START

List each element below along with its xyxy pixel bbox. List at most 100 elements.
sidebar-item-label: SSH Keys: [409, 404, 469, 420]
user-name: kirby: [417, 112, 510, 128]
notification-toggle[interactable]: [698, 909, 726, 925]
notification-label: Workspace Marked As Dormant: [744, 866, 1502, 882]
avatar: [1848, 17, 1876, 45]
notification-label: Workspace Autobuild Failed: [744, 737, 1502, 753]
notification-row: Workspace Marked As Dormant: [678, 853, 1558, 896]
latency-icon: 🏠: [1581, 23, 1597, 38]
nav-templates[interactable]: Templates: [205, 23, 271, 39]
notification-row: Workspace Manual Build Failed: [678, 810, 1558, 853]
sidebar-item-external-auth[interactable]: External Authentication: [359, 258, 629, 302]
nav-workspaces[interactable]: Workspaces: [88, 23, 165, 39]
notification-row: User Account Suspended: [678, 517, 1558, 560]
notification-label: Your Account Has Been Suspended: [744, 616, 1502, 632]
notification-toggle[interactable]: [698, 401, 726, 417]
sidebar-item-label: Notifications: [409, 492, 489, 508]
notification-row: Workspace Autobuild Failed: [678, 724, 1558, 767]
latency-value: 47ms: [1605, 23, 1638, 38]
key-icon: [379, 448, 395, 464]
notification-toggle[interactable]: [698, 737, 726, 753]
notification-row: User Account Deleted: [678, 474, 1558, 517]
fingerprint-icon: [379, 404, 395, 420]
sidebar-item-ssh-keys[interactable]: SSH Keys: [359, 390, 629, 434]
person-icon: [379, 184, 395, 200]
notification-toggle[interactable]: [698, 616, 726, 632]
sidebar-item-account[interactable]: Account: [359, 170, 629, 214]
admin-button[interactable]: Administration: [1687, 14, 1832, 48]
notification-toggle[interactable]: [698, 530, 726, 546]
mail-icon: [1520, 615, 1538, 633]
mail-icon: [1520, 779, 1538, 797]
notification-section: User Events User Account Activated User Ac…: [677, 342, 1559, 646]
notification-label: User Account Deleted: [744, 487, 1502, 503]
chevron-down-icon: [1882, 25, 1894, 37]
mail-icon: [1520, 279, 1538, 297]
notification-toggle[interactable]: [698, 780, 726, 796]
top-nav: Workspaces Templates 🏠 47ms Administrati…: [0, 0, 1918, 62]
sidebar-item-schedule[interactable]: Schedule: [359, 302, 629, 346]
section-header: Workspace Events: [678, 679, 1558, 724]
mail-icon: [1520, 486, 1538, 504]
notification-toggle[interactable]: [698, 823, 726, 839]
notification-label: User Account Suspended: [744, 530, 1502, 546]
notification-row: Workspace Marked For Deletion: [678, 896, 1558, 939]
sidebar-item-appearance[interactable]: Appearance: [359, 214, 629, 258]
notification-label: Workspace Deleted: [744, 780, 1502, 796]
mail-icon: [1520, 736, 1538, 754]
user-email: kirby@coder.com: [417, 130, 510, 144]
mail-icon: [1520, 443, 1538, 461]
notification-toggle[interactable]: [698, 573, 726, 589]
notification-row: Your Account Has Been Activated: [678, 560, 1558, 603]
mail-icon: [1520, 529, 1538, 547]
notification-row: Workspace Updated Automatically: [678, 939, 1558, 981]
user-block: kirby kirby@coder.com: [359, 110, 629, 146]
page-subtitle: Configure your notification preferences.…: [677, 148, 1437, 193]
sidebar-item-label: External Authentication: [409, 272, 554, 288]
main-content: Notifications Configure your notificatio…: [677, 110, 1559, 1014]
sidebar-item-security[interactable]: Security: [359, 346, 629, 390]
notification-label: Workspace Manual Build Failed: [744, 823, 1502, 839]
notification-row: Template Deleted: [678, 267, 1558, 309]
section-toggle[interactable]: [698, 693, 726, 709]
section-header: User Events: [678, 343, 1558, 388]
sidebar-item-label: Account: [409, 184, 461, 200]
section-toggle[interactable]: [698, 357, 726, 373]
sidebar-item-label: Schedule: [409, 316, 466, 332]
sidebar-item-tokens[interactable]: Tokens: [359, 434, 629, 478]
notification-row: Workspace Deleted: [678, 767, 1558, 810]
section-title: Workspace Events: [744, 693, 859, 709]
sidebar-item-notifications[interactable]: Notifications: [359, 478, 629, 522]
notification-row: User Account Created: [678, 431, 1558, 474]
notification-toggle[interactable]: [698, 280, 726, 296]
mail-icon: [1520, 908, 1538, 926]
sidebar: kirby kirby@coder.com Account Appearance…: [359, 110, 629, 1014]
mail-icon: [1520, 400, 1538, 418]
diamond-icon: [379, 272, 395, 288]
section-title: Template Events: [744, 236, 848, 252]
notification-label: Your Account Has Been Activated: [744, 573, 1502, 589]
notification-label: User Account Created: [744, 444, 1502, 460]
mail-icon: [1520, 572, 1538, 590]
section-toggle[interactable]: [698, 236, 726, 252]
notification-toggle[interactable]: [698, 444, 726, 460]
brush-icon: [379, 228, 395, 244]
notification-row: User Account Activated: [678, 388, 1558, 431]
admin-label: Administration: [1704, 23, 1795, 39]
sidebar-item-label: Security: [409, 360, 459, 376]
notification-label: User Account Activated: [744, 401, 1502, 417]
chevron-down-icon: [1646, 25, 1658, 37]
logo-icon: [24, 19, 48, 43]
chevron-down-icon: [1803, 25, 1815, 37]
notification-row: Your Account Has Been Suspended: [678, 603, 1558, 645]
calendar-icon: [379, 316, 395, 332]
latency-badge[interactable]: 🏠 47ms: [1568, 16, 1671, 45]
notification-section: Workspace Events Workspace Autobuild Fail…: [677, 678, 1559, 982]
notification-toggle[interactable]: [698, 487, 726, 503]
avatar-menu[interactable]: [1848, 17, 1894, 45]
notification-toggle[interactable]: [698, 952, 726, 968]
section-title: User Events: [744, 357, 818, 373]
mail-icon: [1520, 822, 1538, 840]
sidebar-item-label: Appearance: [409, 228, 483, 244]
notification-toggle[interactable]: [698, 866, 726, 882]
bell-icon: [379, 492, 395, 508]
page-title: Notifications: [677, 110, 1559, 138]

END

● Prompt
Reproduce the records above, with every "mail-icon" replaced by "envelope-icon" and everything else unchanged.

● Output for this task
List each element below along with its xyxy pixel bbox. List at most 100 elements.
sidebar-item-label: SSH Keys: [409, 404, 469, 420]
user-name: kirby: [417, 112, 510, 128]
notification-toggle[interactable]: [698, 909, 726, 925]
notification-label: Workspace Marked As Dormant: [744, 866, 1502, 882]
avatar: [1848, 17, 1876, 45]
notification-label: Workspace Autobuild Failed: [744, 737, 1502, 753]
notification-row: Workspace Marked As Dormant: [678, 853, 1558, 896]
latency-icon: 🏠: [1581, 23, 1597, 38]
nav-templates[interactable]: Templates: [205, 23, 271, 39]
notification-row: Workspace Manual Build Failed: [678, 810, 1558, 853]
sidebar-item-external-auth[interactable]: External Authentication: [359, 258, 629, 302]
nav-workspaces[interactable]: Workspaces: [88, 23, 165, 39]
notification-row: User Account Suspended: [678, 517, 1558, 560]
notification-label: Your Account Has Been Suspended: [744, 616, 1502, 632]
notification-toggle[interactable]: [698, 401, 726, 417]
sidebar-item-label: Notifications: [409, 492, 489, 508]
notification-row: Workspace Autobuild Failed: [678, 724, 1558, 767]
latency-value: 47ms: [1605, 23, 1638, 38]
key-icon: [379, 448, 395, 464]
notification-toggle[interactable]: [698, 737, 726, 753]
notification-row: User Account Deleted: [678, 474, 1558, 517]
fingerprint-icon: [379, 404, 395, 420]
sidebar-item-ssh-keys[interactable]: SSH Keys: [359, 390, 629, 434]
person-icon: [379, 184, 395, 200]
notification-toggle[interactable]: [698, 616, 726, 632]
sidebar-item-account[interactable]: Account: [359, 170, 629, 214]
admin-button[interactable]: Administration: [1687, 14, 1832, 48]
notification-toggle[interactable]: [698, 530, 726, 546]
envelope-icon: [1520, 615, 1538, 633]
envelope-icon: [1520, 779, 1538, 797]
notification-section: User Events User Account Activated User Ac…: [677, 342, 1559, 646]
notification-label: User Account Deleted: [744, 487, 1502, 503]
chevron-down-icon: [1882, 25, 1894, 37]
envelope-icon: [1520, 279, 1538, 297]
notification-toggle[interactable]: [698, 780, 726, 796]
top-nav: Workspaces Templates 🏠 47ms Administrati…: [0, 0, 1918, 62]
sidebar-item-schedule[interactable]: Schedule: [359, 302, 629, 346]
section-header: Workspace Events: [678, 679, 1558, 724]
envelope-icon: [1520, 486, 1538, 504]
notification-toggle[interactable]: [698, 823, 726, 839]
notification-label: User Account Suspended: [744, 530, 1502, 546]
notification-row: Workspace Marked For Deletion: [678, 896, 1558, 939]
sidebar-item-appearance[interactable]: Appearance: [359, 214, 629, 258]
notification-label: Workspace Deleted: [744, 780, 1502, 796]
envelope-icon: [1520, 736, 1538, 754]
user-email: kirby@coder.com: [417, 130, 510, 144]
envelope-icon: [1520, 443, 1538, 461]
notification-toggle[interactable]: [698, 573, 726, 589]
notification-row: Your Account Has Been Activated: [678, 560, 1558, 603]
envelope-icon: [1520, 529, 1538, 547]
notification-row: Workspace Updated Automatically: [678, 939, 1558, 981]
user-block: kirby kirby@coder.com: [359, 110, 629, 146]
page-subtitle: Configure your notification preferences.…: [677, 148, 1437, 193]
sidebar-item-label: External Authentication: [409, 272, 554, 288]
main-content: Notifications Configure your notificatio…: [677, 110, 1559, 1014]
sidebar-item-security[interactable]: Security: [359, 346, 629, 390]
notification-label: Workspace Manual Build Failed: [744, 823, 1502, 839]
notification-row: Template Deleted: [678, 267, 1558, 309]
section-toggle[interactable]: [698, 693, 726, 709]
section-header: User Events: [678, 343, 1558, 388]
sidebar-item-label: Account: [409, 184, 461, 200]
section-toggle[interactable]: [698, 357, 726, 373]
sidebar-item-label: Schedule: [409, 316, 466, 332]
sidebar-item-tokens[interactable]: Tokens: [359, 434, 629, 478]
notification-row: Workspace Deleted: [678, 767, 1558, 810]
section-title: Workspace Events: [744, 693, 859, 709]
sidebar-item-notifications[interactable]: Notifications: [359, 478, 629, 522]
notification-row: User Account Created: [678, 431, 1558, 474]
notification-toggle[interactable]: [698, 280, 726, 296]
envelope-icon: [1520, 908, 1538, 926]
sidebar: kirby kirby@coder.com Account Appearance…: [359, 110, 629, 1014]
envelope-icon: [1520, 400, 1538, 418]
diamond-icon: [379, 272, 395, 288]
section-title: Template Events: [744, 236, 848, 252]
notification-label: Your Account Has Been Activated: [744, 573, 1502, 589]
notification-label: User Account Created: [744, 444, 1502, 460]
envelope-icon: [1520, 572, 1538, 590]
section-toggle[interactable]: [698, 236, 726, 252]
notification-toggle[interactable]: [698, 444, 726, 460]
brush-icon: [379, 228, 395, 244]
notification-row: User Account Activated: [678, 388, 1558, 431]
admin-label: Administration: [1704, 23, 1795, 39]
sidebar-item-label: Security: [409, 360, 459, 376]
notification-label: User Account Activated: [744, 401, 1502, 417]
chevron-down-icon: [1646, 25, 1658, 37]
logo-icon: [24, 19, 48, 43]
chevron-down-icon: [1803, 25, 1815, 37]
notification-row: Your Account Has Been Suspended: [678, 603, 1558, 645]
calendar-icon: [379, 316, 395, 332]
latency-badge[interactable]: 🏠 47ms: [1568, 16, 1671, 45]
notification-section: Workspace Events Workspace Autobuild Fail…: [677, 678, 1559, 982]
notification-toggle[interactable]: [698, 487, 726, 503]
avatar-menu[interactable]: [1848, 17, 1894, 45]
notification-toggle[interactable]: [698, 952, 726, 968]
section-title: User Events: [744, 357, 818, 373]
envelope-icon: [1520, 822, 1538, 840]
sidebar-item-label: Appearance: [409, 228, 483, 244]
notification-toggle[interactable]: [698, 866, 726, 882]
bell-icon: [379, 492, 395, 508]
page-title: Notifications: [677, 110, 1559, 138]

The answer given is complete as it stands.